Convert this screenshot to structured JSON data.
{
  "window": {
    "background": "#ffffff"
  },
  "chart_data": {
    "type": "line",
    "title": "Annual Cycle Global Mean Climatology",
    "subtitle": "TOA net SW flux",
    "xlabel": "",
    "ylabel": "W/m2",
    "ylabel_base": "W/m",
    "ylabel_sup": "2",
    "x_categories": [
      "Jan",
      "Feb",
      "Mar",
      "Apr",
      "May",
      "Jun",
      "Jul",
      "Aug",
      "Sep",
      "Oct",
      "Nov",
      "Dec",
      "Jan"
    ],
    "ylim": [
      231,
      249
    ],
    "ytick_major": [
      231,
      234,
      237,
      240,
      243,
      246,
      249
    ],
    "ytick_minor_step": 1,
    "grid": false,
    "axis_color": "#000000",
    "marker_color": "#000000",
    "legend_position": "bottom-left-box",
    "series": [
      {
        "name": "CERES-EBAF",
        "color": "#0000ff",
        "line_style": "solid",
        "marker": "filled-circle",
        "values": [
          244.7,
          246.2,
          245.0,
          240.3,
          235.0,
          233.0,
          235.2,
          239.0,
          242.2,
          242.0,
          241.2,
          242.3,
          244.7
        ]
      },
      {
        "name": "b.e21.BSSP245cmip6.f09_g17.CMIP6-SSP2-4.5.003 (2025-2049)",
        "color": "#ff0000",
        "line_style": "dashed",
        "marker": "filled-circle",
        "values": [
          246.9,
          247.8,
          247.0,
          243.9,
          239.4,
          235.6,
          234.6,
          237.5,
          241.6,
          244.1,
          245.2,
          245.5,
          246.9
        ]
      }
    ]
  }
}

= Task requirements =
Print out every record again, exactly and in full.

= Answer for the task =
Convert this screenshot to structured JSON data.
{
  "window": {
    "background": "#ffffff"
  },
  "chart_data": {
    "type": "line",
    "title": "Annual Cycle Global Mean Climatology",
    "subtitle": "TOA net SW flux",
    "xlabel": "",
    "ylabel": "W/m2",
    "ylabel_base": "W/m",
    "ylabel_sup": "2",
    "x_categories": [
      "Jan",
      "Feb",
      "Mar",
      "Apr",
      "May",
      "Jun",
      "Jul",
      "Aug",
      "Sep",
      "Oct",
      "Nov",
      "Dec",
      "Jan"
    ],
    "ylim": [
      231,
      249
    ],
    "ytick_major": [
      231,
      234,
      237,
      240,
      243,
      246,
      249
    ],
    "ytick_minor_step": 1,
    "grid": false,
    "axis_color": "#000000",
    "marker_color": "#000000",
    "legend_position": "bottom-left-box",
    "series": [
      {
        "name": "CERES-EBAF",
        "color": "#0000ff",
        "line_style": "solid",
        "marker": "filled-circle",
        "values": [
          244.7,
          246.2,
          245.0,
          240.3,
          235.0,
          233.0,
          235.2,
          239.0,
          242.2,
          242.0,
          241.2,
          242.3,
          244.7
        ]
      },
      {
        "name": "b.e21.BSSP245cmip6.f09_g17.CMIP6-SSP2-4.5.003 (2025-2049)",
        "color": "#ff0000",
        "line_style": "dashed",
        "marker": "filled-circle",
        "values": [
          246.9,
          247.8,
          247.0,
          243.9,
          239.4,
          235.6,
          234.6,
          237.5,
          241.6,
          244.1,
          245.2,
          245.5,
          246.9
        ]
      }
    ]
  }
}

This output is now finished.